• **MATERIAL PROVIDED**:

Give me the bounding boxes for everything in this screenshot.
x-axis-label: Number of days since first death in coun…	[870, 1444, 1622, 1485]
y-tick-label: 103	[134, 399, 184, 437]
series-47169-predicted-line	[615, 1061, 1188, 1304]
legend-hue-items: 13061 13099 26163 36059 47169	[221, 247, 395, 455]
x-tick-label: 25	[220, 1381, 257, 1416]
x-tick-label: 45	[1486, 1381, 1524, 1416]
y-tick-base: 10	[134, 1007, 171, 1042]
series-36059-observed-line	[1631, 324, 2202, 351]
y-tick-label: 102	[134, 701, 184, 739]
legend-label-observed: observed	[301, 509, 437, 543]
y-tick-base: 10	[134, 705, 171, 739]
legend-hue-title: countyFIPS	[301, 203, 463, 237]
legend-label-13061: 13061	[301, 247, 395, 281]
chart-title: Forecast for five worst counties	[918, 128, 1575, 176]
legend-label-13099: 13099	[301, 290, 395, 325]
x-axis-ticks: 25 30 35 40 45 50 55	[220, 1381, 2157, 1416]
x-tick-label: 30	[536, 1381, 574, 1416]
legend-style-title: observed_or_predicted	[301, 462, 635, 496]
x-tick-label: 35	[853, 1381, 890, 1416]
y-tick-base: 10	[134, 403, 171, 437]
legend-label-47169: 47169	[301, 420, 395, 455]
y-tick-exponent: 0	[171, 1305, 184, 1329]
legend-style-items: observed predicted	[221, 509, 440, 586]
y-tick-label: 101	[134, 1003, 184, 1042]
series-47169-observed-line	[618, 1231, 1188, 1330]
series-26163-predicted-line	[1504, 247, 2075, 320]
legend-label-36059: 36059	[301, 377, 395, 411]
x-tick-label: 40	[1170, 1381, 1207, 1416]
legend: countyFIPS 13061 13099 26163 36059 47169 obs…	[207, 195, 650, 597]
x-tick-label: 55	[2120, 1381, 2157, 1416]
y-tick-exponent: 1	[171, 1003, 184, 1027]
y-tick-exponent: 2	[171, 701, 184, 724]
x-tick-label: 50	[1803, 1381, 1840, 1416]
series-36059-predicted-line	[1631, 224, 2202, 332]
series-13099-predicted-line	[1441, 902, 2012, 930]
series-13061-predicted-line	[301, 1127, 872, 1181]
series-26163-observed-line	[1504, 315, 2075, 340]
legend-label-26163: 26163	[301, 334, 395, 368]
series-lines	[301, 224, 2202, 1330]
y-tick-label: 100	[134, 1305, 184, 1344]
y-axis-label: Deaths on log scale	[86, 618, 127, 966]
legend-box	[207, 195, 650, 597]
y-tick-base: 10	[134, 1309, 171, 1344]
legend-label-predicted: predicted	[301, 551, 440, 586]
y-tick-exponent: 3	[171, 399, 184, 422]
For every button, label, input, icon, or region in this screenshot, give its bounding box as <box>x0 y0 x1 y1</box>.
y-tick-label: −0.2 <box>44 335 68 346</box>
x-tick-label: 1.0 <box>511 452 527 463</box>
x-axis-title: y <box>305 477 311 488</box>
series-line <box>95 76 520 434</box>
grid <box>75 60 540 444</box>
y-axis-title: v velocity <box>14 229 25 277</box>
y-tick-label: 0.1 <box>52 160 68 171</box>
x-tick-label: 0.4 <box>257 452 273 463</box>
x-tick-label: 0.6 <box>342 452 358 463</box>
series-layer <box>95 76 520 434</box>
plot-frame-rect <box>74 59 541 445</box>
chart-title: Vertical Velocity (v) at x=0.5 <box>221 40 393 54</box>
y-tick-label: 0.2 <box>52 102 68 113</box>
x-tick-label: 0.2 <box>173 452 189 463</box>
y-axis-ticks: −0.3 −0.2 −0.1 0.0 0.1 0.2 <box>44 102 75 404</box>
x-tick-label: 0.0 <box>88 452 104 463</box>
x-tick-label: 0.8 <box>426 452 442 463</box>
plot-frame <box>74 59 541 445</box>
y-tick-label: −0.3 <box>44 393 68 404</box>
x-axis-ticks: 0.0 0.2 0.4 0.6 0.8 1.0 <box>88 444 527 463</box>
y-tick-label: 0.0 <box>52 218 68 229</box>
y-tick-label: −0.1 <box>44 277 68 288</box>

• **PROMPT**: Reproduce every line of the entries above word for word, changing nothing and adding nothing.

• **REPLY TO THE TASK**:
Give me the bounding boxes for everything in this screenshot.
x-axis-label: Number of days since first death in coun…	[870, 1444, 1622, 1485]
y-tick-label: 103	[134, 399, 184, 437]
series-47169-predicted-line	[615, 1061, 1188, 1304]
legend-hue-items: 13061 13099 26163 36059 47169	[221, 247, 395, 455]
x-tick-label: 25	[220, 1381, 257, 1416]
x-tick-label: 45	[1486, 1381, 1524, 1416]
y-tick-base: 10	[134, 1007, 171, 1042]
series-36059-observed-line	[1631, 324, 2202, 351]
y-tick-label: 102	[134, 701, 184, 739]
legend-label-observed: observed	[301, 509, 437, 543]
y-tick-base: 10	[134, 705, 171, 739]
legend-hue-title: countyFIPS	[301, 203, 463, 237]
legend-label-13061: 13061	[301, 247, 395, 281]
chart-title: Forecast for five worst counties	[918, 128, 1575, 176]
legend-label-13099: 13099	[301, 290, 395, 325]
x-axis-ticks: 25 30 35 40 45 50 55	[220, 1381, 2157, 1416]
x-tick-label: 30	[536, 1381, 574, 1416]
legend-style-title: observed_or_predicted	[301, 462, 635, 496]
x-tick-label: 35	[853, 1381, 890, 1416]
y-tick-base: 10	[134, 403, 171, 437]
legend-label-47169: 47169	[301, 420, 395, 455]
y-tick-exponent: 0	[171, 1305, 184, 1329]
legend-style-items: observed predicted	[221, 509, 440, 586]
y-tick-label: 101	[134, 1003, 184, 1042]
series-47169-observed-line	[618, 1231, 1188, 1330]
series-26163-predicted-line	[1504, 247, 2075, 320]
legend-label-36059: 36059	[301, 377, 395, 411]
x-tick-label: 40	[1170, 1381, 1207, 1416]
legend: countyFIPS 13061 13099 26163 36059 47169 obs…	[207, 195, 650, 597]
x-tick-label: 55	[2120, 1381, 2157, 1416]
y-tick-exponent: 1	[171, 1003, 184, 1027]
y-tick-exponent: 2	[171, 701, 184, 724]
x-tick-label: 50	[1803, 1381, 1840, 1416]
series-36059-predicted-line	[1631, 224, 2202, 332]
series-13099-predicted-line	[1441, 902, 2012, 930]
series-13061-predicted-line	[301, 1127, 872, 1181]
series-26163-observed-line	[1504, 315, 2075, 340]
legend-label-26163: 26163	[301, 334, 395, 368]
series-lines	[301, 224, 2202, 1330]
y-tick-label: 100	[134, 1305, 184, 1344]
y-axis-label: Deaths on log scale	[86, 618, 127, 966]
legend-box	[207, 195, 650, 597]
y-tick-base: 10	[134, 1309, 171, 1344]
legend-label-predicted: predicted	[301, 551, 440, 586]
y-tick-exponent: 3	[171, 399, 184, 422]
For every button, label, input, icon, or region in this screenshot, give its bounding box as <box>x0 y0 x1 y1</box>.
y-tick-label: −0.2 <box>44 335 68 346</box>
x-tick-label: 1.0 <box>511 452 527 463</box>
x-axis-title: y <box>305 477 311 488</box>
series-line <box>95 76 520 434</box>
grid <box>75 60 540 444</box>
y-axis-title: v velocity <box>14 229 25 277</box>
y-tick-label: 0.1 <box>52 160 68 171</box>
x-tick-label: 0.4 <box>257 452 273 463</box>
x-tick-label: 0.6 <box>342 452 358 463</box>
series-layer <box>95 76 520 434</box>
plot-frame-rect <box>74 59 541 445</box>
chart-title: Vertical Velocity (v) at x=0.5 <box>221 40 393 54</box>
y-tick-label: 0.2 <box>52 102 68 113</box>
x-tick-label: 0.2 <box>173 452 189 463</box>
y-axis-ticks: −0.3 −0.2 −0.1 0.0 0.1 0.2 <box>44 102 75 404</box>
x-tick-label: 0.0 <box>88 452 104 463</box>
x-tick-label: 0.8 <box>426 452 442 463</box>
plot-frame <box>74 59 541 445</box>
y-tick-label: −0.3 <box>44 393 68 404</box>
x-axis-ticks: 0.0 0.2 0.4 0.6 0.8 1.0 <box>88 444 527 463</box>
y-tick-label: 0.0 <box>52 218 68 229</box>
y-tick-label: −0.1 <box>44 277 68 288</box>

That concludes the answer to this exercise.